▶ **Written problem**
Please write out the complete listing that follows, exactly as it reads.
☆ ☆ ☆
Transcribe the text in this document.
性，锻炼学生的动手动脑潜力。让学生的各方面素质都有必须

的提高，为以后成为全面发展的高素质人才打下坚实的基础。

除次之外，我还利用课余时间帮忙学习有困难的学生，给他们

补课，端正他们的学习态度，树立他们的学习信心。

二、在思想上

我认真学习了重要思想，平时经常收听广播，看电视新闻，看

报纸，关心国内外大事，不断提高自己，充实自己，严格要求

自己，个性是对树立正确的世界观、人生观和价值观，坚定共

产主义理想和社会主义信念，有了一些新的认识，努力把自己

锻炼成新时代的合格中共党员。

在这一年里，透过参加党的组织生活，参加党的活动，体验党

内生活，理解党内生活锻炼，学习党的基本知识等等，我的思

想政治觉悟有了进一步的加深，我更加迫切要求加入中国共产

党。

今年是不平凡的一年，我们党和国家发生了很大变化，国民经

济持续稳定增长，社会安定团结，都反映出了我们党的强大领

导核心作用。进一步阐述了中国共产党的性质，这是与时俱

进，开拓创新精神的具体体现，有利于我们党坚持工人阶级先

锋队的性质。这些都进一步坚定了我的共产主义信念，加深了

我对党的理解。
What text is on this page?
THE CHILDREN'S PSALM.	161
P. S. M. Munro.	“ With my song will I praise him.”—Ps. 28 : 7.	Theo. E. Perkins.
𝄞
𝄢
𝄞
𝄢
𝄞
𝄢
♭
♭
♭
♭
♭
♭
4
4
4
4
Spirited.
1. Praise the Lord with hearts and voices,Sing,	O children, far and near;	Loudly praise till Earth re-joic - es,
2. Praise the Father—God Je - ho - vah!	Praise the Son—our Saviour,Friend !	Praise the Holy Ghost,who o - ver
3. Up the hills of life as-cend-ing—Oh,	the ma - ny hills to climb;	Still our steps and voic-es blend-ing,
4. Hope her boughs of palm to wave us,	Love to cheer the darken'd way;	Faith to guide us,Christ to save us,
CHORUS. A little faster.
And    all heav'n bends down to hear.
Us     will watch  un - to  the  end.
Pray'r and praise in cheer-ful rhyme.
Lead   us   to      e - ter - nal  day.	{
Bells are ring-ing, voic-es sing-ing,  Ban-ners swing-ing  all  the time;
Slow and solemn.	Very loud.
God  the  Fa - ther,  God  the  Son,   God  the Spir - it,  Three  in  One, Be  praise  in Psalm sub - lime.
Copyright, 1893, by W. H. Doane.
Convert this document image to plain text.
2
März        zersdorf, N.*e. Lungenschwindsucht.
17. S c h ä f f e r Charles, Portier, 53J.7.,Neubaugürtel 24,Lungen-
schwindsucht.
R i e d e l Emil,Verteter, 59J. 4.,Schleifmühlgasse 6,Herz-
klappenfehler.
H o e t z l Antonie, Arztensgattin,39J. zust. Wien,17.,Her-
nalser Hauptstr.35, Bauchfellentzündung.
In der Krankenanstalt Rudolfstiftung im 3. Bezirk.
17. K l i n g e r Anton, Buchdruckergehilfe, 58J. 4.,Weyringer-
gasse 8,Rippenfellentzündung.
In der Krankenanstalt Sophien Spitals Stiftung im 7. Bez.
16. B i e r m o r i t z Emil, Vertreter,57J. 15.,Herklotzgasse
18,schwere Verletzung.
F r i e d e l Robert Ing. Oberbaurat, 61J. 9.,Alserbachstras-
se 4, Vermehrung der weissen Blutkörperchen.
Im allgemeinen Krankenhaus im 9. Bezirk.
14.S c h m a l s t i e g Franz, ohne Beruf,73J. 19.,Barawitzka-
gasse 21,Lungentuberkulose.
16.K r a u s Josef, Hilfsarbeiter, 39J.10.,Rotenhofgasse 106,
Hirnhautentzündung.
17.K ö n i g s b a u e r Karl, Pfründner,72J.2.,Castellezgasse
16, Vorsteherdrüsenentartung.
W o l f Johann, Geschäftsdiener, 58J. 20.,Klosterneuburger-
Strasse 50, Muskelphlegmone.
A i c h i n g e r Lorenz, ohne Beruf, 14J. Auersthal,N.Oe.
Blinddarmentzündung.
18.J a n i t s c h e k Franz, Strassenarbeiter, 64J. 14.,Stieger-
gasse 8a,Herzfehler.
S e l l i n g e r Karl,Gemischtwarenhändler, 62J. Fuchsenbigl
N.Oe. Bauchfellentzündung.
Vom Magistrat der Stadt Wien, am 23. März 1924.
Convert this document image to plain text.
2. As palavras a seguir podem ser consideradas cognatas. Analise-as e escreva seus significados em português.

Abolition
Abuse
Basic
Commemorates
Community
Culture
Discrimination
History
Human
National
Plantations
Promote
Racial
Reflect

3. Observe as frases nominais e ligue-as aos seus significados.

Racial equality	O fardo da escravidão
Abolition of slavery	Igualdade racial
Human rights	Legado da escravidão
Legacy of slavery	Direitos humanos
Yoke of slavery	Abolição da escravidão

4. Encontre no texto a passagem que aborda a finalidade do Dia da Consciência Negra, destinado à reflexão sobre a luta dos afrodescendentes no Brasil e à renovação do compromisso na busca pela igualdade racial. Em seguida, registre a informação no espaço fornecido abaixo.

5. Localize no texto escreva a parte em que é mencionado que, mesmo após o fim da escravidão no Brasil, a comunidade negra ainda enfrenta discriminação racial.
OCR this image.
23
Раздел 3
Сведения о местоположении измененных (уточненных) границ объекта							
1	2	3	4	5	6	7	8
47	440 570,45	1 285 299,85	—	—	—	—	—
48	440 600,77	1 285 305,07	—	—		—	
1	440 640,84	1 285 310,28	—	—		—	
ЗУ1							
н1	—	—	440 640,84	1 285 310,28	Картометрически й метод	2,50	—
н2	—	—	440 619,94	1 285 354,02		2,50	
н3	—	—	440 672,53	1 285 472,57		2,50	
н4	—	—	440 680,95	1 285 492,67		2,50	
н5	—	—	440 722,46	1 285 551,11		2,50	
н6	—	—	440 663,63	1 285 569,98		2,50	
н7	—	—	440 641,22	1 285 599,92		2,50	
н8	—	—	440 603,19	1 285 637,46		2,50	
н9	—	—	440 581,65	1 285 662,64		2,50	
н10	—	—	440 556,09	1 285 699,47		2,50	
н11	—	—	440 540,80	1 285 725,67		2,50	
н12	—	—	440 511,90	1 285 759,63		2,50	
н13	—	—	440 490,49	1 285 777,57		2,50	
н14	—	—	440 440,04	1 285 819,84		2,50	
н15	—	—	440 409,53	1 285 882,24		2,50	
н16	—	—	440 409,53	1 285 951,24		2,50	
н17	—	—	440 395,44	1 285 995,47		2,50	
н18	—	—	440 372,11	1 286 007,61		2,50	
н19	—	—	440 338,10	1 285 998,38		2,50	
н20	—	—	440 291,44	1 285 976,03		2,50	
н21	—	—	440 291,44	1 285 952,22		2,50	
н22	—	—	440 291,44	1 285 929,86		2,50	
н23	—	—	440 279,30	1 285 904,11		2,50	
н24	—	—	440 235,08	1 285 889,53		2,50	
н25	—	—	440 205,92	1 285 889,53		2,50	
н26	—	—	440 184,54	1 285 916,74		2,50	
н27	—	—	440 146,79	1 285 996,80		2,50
☆ ☆ ☆
▶ **Right answer**
Transcribe the text in this document.
性，锻炼学生的动手动脑潜力。让学生的各方面素质都有必须

的提高，为以后成为全面发展的高素质人才打下坚实的基础。

除次之外，我还利用课余时间帮忙学习有困难的学生，给他们

补课，端正他们的学习态度，树立他们的学习信心。

二、在思想上

我认真学习了重要思想，平时经常收听广播，看电视新闻，看

报纸，关心国内外大事，不断提高自己，充实自己，严格要求

自己，个性是对树立正确的世界观、人生观和价值观，坚定共

产主义理想和社会主义信念，有了一些新的认识，努力把自己

锻炼成新时代的合格中共党员。

在这一年里，透过参加党的组织生活，参加党的活动，体验党

内生活，理解党内生活锻炼，学习党的基本知识等等，我的思

想政治觉悟有了进一步的加深，我更加迫切要求加入中国共产

党。

今年是不平凡的一年，我们党和国家发生了很大变化，国民经

济持续稳定增长，社会安定团结，都反映出了我们党的强大领

导核心作用。进一步阐述了中国共产党的性质，这是与时俱

进，开拓创新精神的具体体现，有利于我们党坚持工人阶级先

锋队的性质。这些都进一步坚定了我的共产主义信念，加深了

我对党的理解。
What text is on this page?
THE CHILDREN'S PSALM.	161
P. S. M. Munro.	“ With my song will I praise him.”—Ps. 28 : 7.	Theo. E. Perkins.
𝄞
𝄢
𝄞
𝄢
𝄞
𝄢
♭
♭
♭
♭
♭
♭
4
4
4
4
Spirited.
1. Praise the Lord with hearts and voices,Sing,	O children, far and near;	Loudly praise till Earth re-joic - es,
2. Praise the Father—God Je - ho - vah!	Praise the Son—our Saviour,Friend !	Praise the Holy Ghost,who o - ver
3. Up the hills of life as-cend-ing—Oh,	the ma - ny hills to climb;	Still our steps and voic-es blend-ing,
4. Hope her boughs of palm to wave us,	Love to cheer the darken'd way;	Faith to guide us,Christ to save us,
CHORUS. A little faster.
And    all heav'n bends down to hear.
Us     will watch  un - to  the  end.
Pray'r and praise in cheer-ful rhyme.
Lead   us   to      e - ter - nal  day.	{
Bells are ring-ing, voic-es sing-ing,  Ban-ners swing-ing  all  the time;
Slow and solemn.	Very loud.
God  the  Fa - ther,  God  the  Son,   God  the Spir - it,  Three  in  One, Be  praise  in Psalm sub - lime.
Copyright, 1893, by W. H. Doane.
Convert this document image to plain text.
2
März        zersdorf, N.*e. Lungenschwindsucht.
17. S c h ä f f e r Charles, Portier, 53J.7.,Neubaugürtel 24,Lungen-
schwindsucht.
R i e d e l Emil,Verteter, 59J. 4.,Schleifmühlgasse 6,Herz-
klappenfehler.
H o e t z l Antonie, Arztensgattin,39J. zust. Wien,17.,Her-
nalser Hauptstr.35, Bauchfellentzündung.
In der Krankenanstalt Rudolfstiftung im 3. Bezirk.
17. K l i n g e r Anton, Buchdruckergehilfe, 58J. 4.,Weyringer-
gasse 8,Rippenfellentzündung.
In der Krankenanstalt Sophien Spitals Stiftung im 7. Bez.
16. B i e r m o r i t z Emil, Vertreter,57J. 15.,Herklotzgasse
18,schwere Verletzung.
F r i e d e l Robert Ing. Oberbaurat, 61J. 9.,Alserbachstras-
se 4, Vermehrung der weissen Blutkörperchen.
Im allgemeinen Krankenhaus im 9. Bezirk.
14.S c h m a l s t i e g Franz, ohne Beruf,73J. 19.,Barawitzka-
gasse 21,Lungentuberkulose.
16.K r a u s Josef, Hilfsarbeiter, 39J.10.,Rotenhofgasse 106,
Hirnhautentzündung.
17.K ö n i g s b a u e r Karl, Pfründner,72J.2.,Castellezgasse
16, Vorsteherdrüsenentartung.
W o l f Johann, Geschäftsdiener, 58J. 20.,Klosterneuburger-
Strasse 50, Muskelphlegmone.
A i c h i n g e r Lorenz, ohne Beruf, 14J. Auersthal,N.Oe.
Blinddarmentzündung.
18.J a n i t s c h e k Franz, Strassenarbeiter, 64J. 14.,Stieger-
gasse 8a,Herzfehler.
S e l l i n g e r Karl,Gemischtwarenhändler, 62J. Fuchsenbigl
N.Oe. Bauchfellentzündung.
Vom Magistrat der Stadt Wien, am 23. März 1924.
Convert this document image to plain text.
2. As palavras a seguir podem ser consideradas cognatas. Analise-as e escreva seus significados em português.

Abolition
Abuse
Basic
Commemorates
Community
Culture
Discrimination
History
Human
National
Plantations
Promote
Racial
Reflect

3. Observe as frases nominais e ligue-as aos seus significados.

Racial equality	O fardo da escravidão
Abolition of slavery	Igualdade racial
Human rights	Legado da escravidão
Legacy of slavery	Direitos humanos
Yoke of slavery	Abolição da escravidão

4. Encontre no texto a passagem que aborda a finalidade do Dia da Consciência Negra, destinado à reflexão sobre a luta dos afrodescendentes no Brasil e à renovação do compromisso na busca pela igualdade racial. Em seguida, registre a informação no espaço fornecido abaixo.

5. Localize no texto escreva a parte em que é mencionado que, mesmo após o fim da escravidão no Brasil, a comunidade negra ainda enfrenta discriminação racial.
OCR this image.
23
Раздел 3
Сведения о местоположении измененных (уточненных) границ объекта							
1	2	3	4	5	6	7	8
47	440 570,45	1 285 299,85	—	—	—	—	—
48	440 600,77	1 285 305,07	—	—		—	
1	440 640,84	1 285 310,28	—	—		—	
ЗУ1							
н1	—	—	440 640,84	1 285 310,28	Картометрически й метод	2,50	—
н2	—	—	440 619,94	1 285 354,02		2,50	
н3	—	—	440 672,53	1 285 472,57		2,50	
н4	—	—	440 680,95	1 285 492,67		2,50	
н5	—	—	440 722,46	1 285 551,11		2,50	
н6	—	—	440 663,63	1 285 569,98		2,50	
н7	—	—	440 641,22	1 285 599,92		2,50	
н8	—	—	440 603,19	1 285 637,46		2,50	
н9	—	—	440 581,65	1 285 662,64		2,50	
н10	—	—	440 556,09	1 285 699,47		2,50	
н11	—	—	440 540,80	1 285 725,67		2,50	
н12	—	—	440 511,90	1 285 759,63		2,50	
н13	—	—	440 490,49	1 285 777,57		2,50	
н14	—	—	440 440,04	1 285 819,84		2,50	
н15	—	—	440 409,53	1 285 882,24		2,50	
н16	—	—	440 409,53	1 285 951,24		2,50	
н17	—	—	440 395,44	1 285 995,47		2,50	
н18	—	—	440 372,11	1 286 007,61		2,50	
н19	—	—	440 338,10	1 285 998,38		2,50	
н20	—	—	440 291,44	1 285 976,03		2,50	
н21	—	—	440 291,44	1 285 952,22		2,50	
н22	—	—	440 291,44	1 285 929,86		2,50	
н23	—	—	440 279,30	1 285 904,11		2,50	
н24	—	—	440 235,08	1 285 889,53		2,50	
н25	—	—	440 205,92	1 285 889,53		2,50	
н26	—	—	440 184,54	1 285 916,74		2,50	
н27	—	—	440 146,79	1 285 996,80		2,50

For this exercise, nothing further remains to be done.